Produce the listing below again, exactly as shown.

*** PROVIDED RECORDS ***

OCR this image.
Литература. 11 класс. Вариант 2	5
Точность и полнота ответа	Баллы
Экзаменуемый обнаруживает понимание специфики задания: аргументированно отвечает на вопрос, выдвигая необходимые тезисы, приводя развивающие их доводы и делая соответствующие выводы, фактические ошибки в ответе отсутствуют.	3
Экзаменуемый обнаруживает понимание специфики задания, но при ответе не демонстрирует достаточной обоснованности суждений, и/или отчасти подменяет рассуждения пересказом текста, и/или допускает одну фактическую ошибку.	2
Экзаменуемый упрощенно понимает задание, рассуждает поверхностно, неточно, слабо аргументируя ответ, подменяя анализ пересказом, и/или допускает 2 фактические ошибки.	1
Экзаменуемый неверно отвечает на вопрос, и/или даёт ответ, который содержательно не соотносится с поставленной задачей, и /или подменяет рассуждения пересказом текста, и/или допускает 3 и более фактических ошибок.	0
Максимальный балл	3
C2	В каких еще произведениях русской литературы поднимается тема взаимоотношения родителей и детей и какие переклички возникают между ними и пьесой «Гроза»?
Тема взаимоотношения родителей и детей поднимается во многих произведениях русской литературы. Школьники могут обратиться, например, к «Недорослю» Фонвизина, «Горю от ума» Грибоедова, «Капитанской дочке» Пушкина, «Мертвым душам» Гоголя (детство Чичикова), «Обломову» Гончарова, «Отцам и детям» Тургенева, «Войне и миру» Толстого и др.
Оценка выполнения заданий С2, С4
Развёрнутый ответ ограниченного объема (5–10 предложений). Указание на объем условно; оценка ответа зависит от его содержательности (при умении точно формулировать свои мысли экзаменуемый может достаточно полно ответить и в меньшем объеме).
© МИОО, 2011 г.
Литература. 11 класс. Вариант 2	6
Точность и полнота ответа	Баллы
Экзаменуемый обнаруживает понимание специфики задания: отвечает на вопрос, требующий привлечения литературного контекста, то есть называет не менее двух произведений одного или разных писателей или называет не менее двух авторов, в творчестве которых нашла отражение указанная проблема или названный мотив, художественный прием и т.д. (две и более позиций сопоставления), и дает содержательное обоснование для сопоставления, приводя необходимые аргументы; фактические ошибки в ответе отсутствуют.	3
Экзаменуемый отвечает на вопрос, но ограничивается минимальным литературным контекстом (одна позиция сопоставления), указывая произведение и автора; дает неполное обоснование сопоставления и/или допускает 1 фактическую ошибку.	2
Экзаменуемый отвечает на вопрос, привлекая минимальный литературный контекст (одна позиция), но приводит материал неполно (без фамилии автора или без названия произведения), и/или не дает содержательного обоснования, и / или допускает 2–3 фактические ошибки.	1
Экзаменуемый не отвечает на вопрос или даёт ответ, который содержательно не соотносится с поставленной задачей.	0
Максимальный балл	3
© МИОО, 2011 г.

***

▶ [WRITTEN ANSWER]:
OCR this image.
Литература. 11 класс. Вариант 2	5
Точность и полнота ответа	Баллы
Экзаменуемый обнаруживает понимание специфики задания: аргументированно отвечает на вопрос, выдвигая необходимые тезисы, приводя развивающие их доводы и делая соответствующие выводы, фактические ошибки в ответе отсутствуют.	3
Экзаменуемый обнаруживает понимание специфики задания, но при ответе не демонстрирует достаточной обоснованности суждений, и/или отчасти подменяет рассуждения пересказом текста, и/или допускает одну фактическую ошибку.	2
Экзаменуемый упрощенно понимает задание, рассуждает поверхностно, неточно, слабо аргументируя ответ, подменяя анализ пересказом, и/или допускает 2 фактические ошибки.	1
Экзаменуемый неверно отвечает на вопрос, и/или даёт ответ, который содержательно не соотносится с поставленной задачей, и /или подменяет рассуждения пересказом текста, и/или допускает 3 и более фактических ошибок.	0
Максимальный балл	3
C2	В каких еще произведениях русской литературы поднимается тема взаимоотношения родителей и детей и какие переклички возникают между ними и пьесой «Гроза»?
Тема взаимоотношения родителей и детей поднимается во многих произведениях русской литературы. Школьники могут обратиться, например, к «Недорослю» Фонвизина, «Горю от ума» Грибоедова, «Капитанской дочке» Пушкина, «Мертвым душам» Гоголя (детство Чичикова), «Обломову» Гончарова, «Отцам и детям» Тургенева, «Войне и миру» Толстого и др.
Оценка выполнения заданий С2, С4
Развёрнутый ответ ограниченного объема (5–10 предложений). Указание на объем условно; оценка ответа зависит от его содержательности (при умении точно формулировать свои мысли экзаменуемый может достаточно полно ответить и в меньшем объеме).
© МИОО, 2011 г.
Литература. 11 класс. Вариант 2	6
Точность и полнота ответа	Баллы
Экзаменуемый обнаруживает понимание специфики задания: отвечает на вопрос, требующий привлечения литературного контекста, то есть называет не менее двух произведений одного или разных писателей или называет не менее двух авторов, в творчестве которых нашла отражение указанная проблема или названный мотив, художественный прием и т.д. (две и более позиций сопоставления), и дает содержательное обоснование для сопоставления, приводя необходимые аргументы; фактические ошибки в ответе отсутствуют.	3
Экзаменуемый отвечает на вопрос, но ограничивается минимальным литературным контекстом (одна позиция сопоставления), указывая произведение и автора; дает неполное обоснование сопоставления и/или допускает 1 фактическую ошибку.	2
Экзаменуемый отвечает на вопрос, привлекая минимальный литературный контекст (одна позиция), но приводит материал неполно (без фамилии автора или без названия произведения), и/или не дает содержательного обоснования, и / или допускает 2–3 фактические ошибки.	1
Экзаменуемый не отвечает на вопрос или даёт ответ, который содержательно не соотносится с поставленной задачей.	0
Максимальный балл	3
© МИОО, 2011 г.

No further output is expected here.